THE REQUEST
The records below must be written out exactly, with every picture left behind.

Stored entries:
------------------------------------------------

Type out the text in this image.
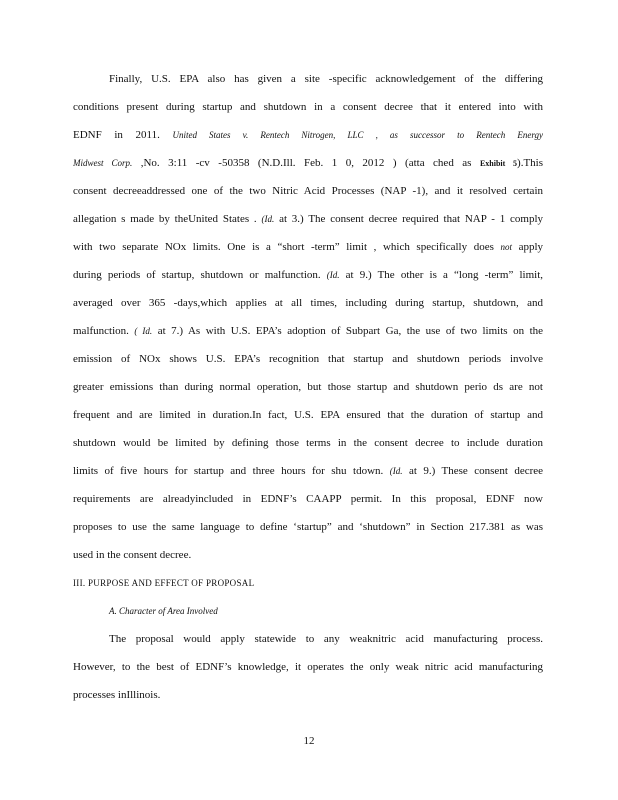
Finally, U.S. EPA also has given a site -specific acknowledgement of the differing
conditions present during startup and shutdown in a consent decree that it entered into with
EDNF in 2011. United States v. Rentech Nitrogen, LLC , as successor to Rentech Energy
Midwest Corp. ,No. 3:11 -cv -50358 (N.D.Ill. Feb. 1 0, 2012 ) (atta ched as Exhibit 5).This
consent decreeaddressed one of the two Nitric Acid Processes (NAP -1), and it resolved certain
allegation s made by theUnited States . (Id. at 3.) The consent decree required that NAP - 1 comply
with two separate NOx limits. One is a “short -term” limit , which specifically does not apply
during periods of startup, shutdown or malfunction. (Id. at 9.) The other is a “long -term” limit,
averaged over 365 -days,which applies at all times, including during startup, shutdown, and
malfunction. ( Id. at 7.) As with U.S. EPA’s adoption of Subpart Ga, the use of two limits on the
emission of NOx shows U.S. EPA’s recognition that startup and shutdown periods involve
greater emissions than during normal operation, but those startup and shutdown perio ds are not
frequent and are limited in duration.In fact, U.S. EPA ensured that the duration of startup and
shutdown would be limited by defining those terms in the consent decree to include duration
limits of five hours for startup and three hours for shu tdown. (Id. at 9.) These consent decree
requirements are alreadyincluded in EDNF’s CAAPP permit. In this proposal, EDNF now
proposes to use the same language to define ‘startup” and ‘shutdown” in Section 217.381 as was
used in the consent decree.
III. PURPOSE AND EFFECT OF PROPOSAL
A. Character of Area Involved
The proposal would apply statewide to any weaknitric acid manufacturing process.
However, to the best of EDNF’s knowledge, it operates the only weak nitric acid manufacturing
processes inIllinois.
12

------------------------------------------------

TASK RESULT
Type out the text in this image.
Finally, U.S. EPA also has given a site -specific acknowledgement of the differing
conditions present during startup and shutdown in a consent decree that it entered into with
EDNF in 2011. United States v. Rentech Nitrogen, LLC , as successor to Rentech Energy
Midwest Corp. ,No. 3:11 -cv -50358 (N.D.Ill. Feb. 1 0, 2012 ) (atta ched as Exhibit 5).This
consent decreeaddressed one of the two Nitric Acid Processes (NAP -1), and it resolved certain
allegation s made by theUnited States . (Id. at 3.) The consent decree required that NAP - 1 comply
with two separate NOx limits. One is a “short -term” limit , which specifically does not apply
during periods of startup, shutdown or malfunction. (Id. at 9.) The other is a “long -term” limit,
averaged over 365 -days,which applies at all times, including during startup, shutdown, and
malfunction. ( Id. at 7.) As with U.S. EPA’s adoption of Subpart Ga, the use of two limits on the
emission of NOx shows U.S. EPA’s recognition that startup and shutdown periods involve
greater emissions than during normal operation, but those startup and shutdown perio ds are not
frequent and are limited in duration.In fact, U.S. EPA ensured that the duration of startup and
shutdown would be limited by defining those terms in the consent decree to include duration
limits of five hours for startup and three hours for shu tdown. (Id. at 9.) These consent decree
requirements are alreadyincluded in EDNF’s CAAPP permit. In this proposal, EDNF now
proposes to use the same language to define ‘startup” and ‘shutdown” in Section 217.381 as was
used in the consent decree.
III. PURPOSE AND EFFECT OF PROPOSAL
A. Character of Area Involved
The proposal would apply statewide to any weaknitric acid manufacturing process.
However, to the best of EDNF’s knowledge, it operates the only weak nitric acid manufacturing
processes inIllinois.
12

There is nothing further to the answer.